- Exercise prompt: Please output the lines shown below exactly as they appear.

- Entries supplied:
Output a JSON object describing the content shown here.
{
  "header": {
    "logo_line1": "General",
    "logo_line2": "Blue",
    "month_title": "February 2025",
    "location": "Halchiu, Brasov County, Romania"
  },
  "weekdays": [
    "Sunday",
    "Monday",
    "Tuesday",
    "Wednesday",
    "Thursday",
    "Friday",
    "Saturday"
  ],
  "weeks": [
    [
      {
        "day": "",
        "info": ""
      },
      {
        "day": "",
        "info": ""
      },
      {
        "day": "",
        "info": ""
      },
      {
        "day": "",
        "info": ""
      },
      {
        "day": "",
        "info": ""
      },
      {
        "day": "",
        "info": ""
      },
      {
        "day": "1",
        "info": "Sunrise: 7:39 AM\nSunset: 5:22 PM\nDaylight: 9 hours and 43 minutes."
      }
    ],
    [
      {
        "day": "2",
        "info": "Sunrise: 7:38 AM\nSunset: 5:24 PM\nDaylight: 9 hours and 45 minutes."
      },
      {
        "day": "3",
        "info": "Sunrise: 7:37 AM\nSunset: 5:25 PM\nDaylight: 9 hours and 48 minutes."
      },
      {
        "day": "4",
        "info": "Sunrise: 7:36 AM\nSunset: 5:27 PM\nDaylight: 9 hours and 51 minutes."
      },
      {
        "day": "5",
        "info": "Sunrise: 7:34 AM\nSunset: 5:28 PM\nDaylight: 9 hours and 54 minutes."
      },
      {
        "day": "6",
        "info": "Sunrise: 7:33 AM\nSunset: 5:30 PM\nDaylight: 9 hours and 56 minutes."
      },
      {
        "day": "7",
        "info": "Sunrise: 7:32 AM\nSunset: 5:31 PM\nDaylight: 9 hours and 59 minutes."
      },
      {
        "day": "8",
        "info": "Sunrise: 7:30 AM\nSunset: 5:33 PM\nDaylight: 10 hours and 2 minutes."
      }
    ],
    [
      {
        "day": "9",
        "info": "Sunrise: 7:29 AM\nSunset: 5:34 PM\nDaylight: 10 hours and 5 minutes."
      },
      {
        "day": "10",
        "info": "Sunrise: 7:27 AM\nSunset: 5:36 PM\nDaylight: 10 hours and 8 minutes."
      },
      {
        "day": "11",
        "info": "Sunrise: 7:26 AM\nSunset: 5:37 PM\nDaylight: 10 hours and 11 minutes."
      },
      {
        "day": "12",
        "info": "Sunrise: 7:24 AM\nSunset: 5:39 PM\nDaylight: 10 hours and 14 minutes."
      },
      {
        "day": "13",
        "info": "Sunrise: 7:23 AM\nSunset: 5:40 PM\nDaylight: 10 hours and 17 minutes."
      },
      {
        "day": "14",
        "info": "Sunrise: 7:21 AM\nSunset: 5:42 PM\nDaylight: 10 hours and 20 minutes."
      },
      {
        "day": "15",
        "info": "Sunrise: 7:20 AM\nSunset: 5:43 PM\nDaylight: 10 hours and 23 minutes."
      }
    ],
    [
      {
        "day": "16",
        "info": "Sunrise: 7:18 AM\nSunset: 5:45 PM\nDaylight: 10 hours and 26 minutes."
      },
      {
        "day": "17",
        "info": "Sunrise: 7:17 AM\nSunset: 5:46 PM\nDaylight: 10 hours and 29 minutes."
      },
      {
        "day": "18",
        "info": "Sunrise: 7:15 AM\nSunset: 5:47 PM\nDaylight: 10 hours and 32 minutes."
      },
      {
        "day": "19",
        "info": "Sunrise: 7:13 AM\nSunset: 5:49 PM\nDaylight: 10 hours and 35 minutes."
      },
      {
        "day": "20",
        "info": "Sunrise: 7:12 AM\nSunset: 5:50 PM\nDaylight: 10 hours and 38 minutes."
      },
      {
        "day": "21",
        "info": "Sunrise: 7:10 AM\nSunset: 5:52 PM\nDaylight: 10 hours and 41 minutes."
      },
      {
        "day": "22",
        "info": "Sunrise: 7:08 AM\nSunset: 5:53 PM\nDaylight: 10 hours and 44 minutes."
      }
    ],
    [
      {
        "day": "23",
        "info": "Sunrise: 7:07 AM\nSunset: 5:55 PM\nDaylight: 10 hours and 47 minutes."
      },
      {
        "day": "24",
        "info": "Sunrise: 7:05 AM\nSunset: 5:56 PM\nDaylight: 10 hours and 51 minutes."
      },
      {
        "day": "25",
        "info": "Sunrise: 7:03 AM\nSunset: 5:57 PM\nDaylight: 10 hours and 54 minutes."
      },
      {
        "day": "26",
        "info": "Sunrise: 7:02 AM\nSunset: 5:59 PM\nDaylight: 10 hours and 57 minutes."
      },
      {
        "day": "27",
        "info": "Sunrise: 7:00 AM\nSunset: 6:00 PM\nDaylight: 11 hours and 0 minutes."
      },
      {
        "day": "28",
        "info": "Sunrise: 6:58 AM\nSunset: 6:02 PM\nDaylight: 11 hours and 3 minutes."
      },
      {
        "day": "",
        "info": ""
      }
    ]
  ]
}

- Reply:
Output a JSON object describing the content shown here.
{
  "header": {
    "logo_line1": "General",
    "logo_line2": "Blue",
    "month_title": "February 2025",
    "location": "Halchiu, Brasov County, Romania"
  },
  "weekdays": [
    "Sunday",
    "Monday",
    "Tuesday",
    "Wednesday",
    "Thursday",
    "Friday",
    "Saturday"
  ],
  "weeks": [
    [
      {
        "day": "",
        "info": ""
      },
      {
        "day": "",
        "info": ""
      },
      {
        "day": "",
        "info": ""
      },
      {
        "day": "",
        "info": ""
      },
      {
        "day": "",
        "info": ""
      },
      {
        "day": "",
        "info": ""
      },
      {
        "day": "1",
        "info": "Sunrise: 7:39 AM\nSunset: 5:22 PM\nDaylight: 9 hours and 43 minutes."
      }
    ],
    [
      {
        "day": "2",
        "info": "Sunrise: 7:38 AM\nSunset: 5:24 PM\nDaylight: 9 hours and 45 minutes."
      },
      {
        "day": "3",
        "info": "Sunrise: 7:37 AM\nSunset: 5:25 PM\nDaylight: 9 hours and 48 minutes."
      },
      {
        "day": "4",
        "info": "Sunrise: 7:36 AM\nSunset: 5:27 PM\nDaylight: 9 hours and 51 minutes."
      },
      {
        "day": "5",
        "info": "Sunrise: 7:34 AM\nSunset: 5:28 PM\nDaylight: 9 hours and 54 minutes."
      },
      {
        "day": "6",
        "info": "Sunrise: 7:33 AM\nSunset: 5:30 PM\nDaylight: 9 hours and 56 minutes."
      },
      {
        "day": "7",
        "info": "Sunrise: 7:32 AM\nSunset: 5:31 PM\nDaylight: 9 hours and 59 minutes."
      },
      {
        "day": "8",
        "info": "Sunrise: 7:30 AM\nSunset: 5:33 PM\nDaylight: 10 hours and 2 minutes."
      }
    ],
    [
      {
        "day": "9",
        "info": "Sunrise: 7:29 AM\nSunset: 5:34 PM\nDaylight: 10 hours and 5 minutes."
      },
      {
        "day": "10",
        "info": "Sunrise: 7:27 AM\nSunset: 5:36 PM\nDaylight: 10 hours and 8 minutes."
      },
      {
        "day": "11",
        "info": "Sunrise: 7:26 AM\nSunset: 5:37 PM\nDaylight: 10 hours and 11 minutes."
      },
      {
        "day": "12",
        "info": "Sunrise: 7:24 AM\nSunset: 5:39 PM\nDaylight: 10 hours and 14 minutes."
      },
      {
        "day": "13",
        "info": "Sunrise: 7:23 AM\nSunset: 5:40 PM\nDaylight: 10 hours and 17 minutes."
      },
      {
        "day": "14",
        "info": "Sunrise: 7:21 AM\nSunset: 5:42 PM\nDaylight: 10 hours and 20 minutes."
      },
      {
        "day": "15",
        "info": "Sunrise: 7:20 AM\nSunset: 5:43 PM\nDaylight: 10 hours and 23 minutes."
      }
    ],
    [
      {
        "day": "16",
        "info": "Sunrise: 7:18 AM\nSunset: 5:45 PM\nDaylight: 10 hours and 26 minutes."
      },
      {
        "day": "17",
        "info": "Sunrise: 7:17 AM\nSunset: 5:46 PM\nDaylight: 10 hours and 29 minutes."
      },
      {
        "day": "18",
        "info": "Sunrise: 7:15 AM\nSunset: 5:47 PM\nDaylight: 10 hours and 32 minutes."
      },
      {
        "day": "19",
        "info": "Sunrise: 7:13 AM\nSunset: 5:49 PM\nDaylight: 10 hours and 35 minutes."
      },
      {
        "day": "20",
        "info": "Sunrise: 7:12 AM\nSunset: 5:50 PM\nDaylight: 10 hours and 38 minutes."
      },
      {
        "day": "21",
        "info": "Sunrise: 7:10 AM\nSunset: 5:52 PM\nDaylight: 10 hours and 41 minutes."
      },
      {
        "day": "22",
        "info": "Sunrise: 7:08 AM\nSunset: 5:53 PM\nDaylight: 10 hours and 44 minutes."
      }
    ],
    [
      {
        "day": "23",
        "info": "Sunrise: 7:07 AM\nSunset: 5:55 PM\nDaylight: 10 hours and 47 minutes."
      },
      {
        "day": "24",
        "info": "Sunrise: 7:05 AM\nSunset: 5:56 PM\nDaylight: 10 hours and 51 minutes."
      },
      {
        "day": "25",
        "info": "Sunrise: 7:03 AM\nSunset: 5:57 PM\nDaylight: 10 hours and 54 minutes."
      },
      {
        "day": "26",
        "info": "Sunrise: 7:02 AM\nSunset: 5:59 PM\nDaylight: 10 hours and 57 minutes."
      },
      {
        "day": "27",
        "info": "Sunrise: 7:00 AM\nSunset: 6:00 PM\nDaylight: 11 hours and 0 minutes."
      },
      {
        "day": "28",
        "info": "Sunrise: 6:58 AM\nSunset: 6:02 PM\nDaylight: 11 hours and 3 minutes."
      },
      {
        "day": "",
        "info": ""
      }
    ]
  ]
}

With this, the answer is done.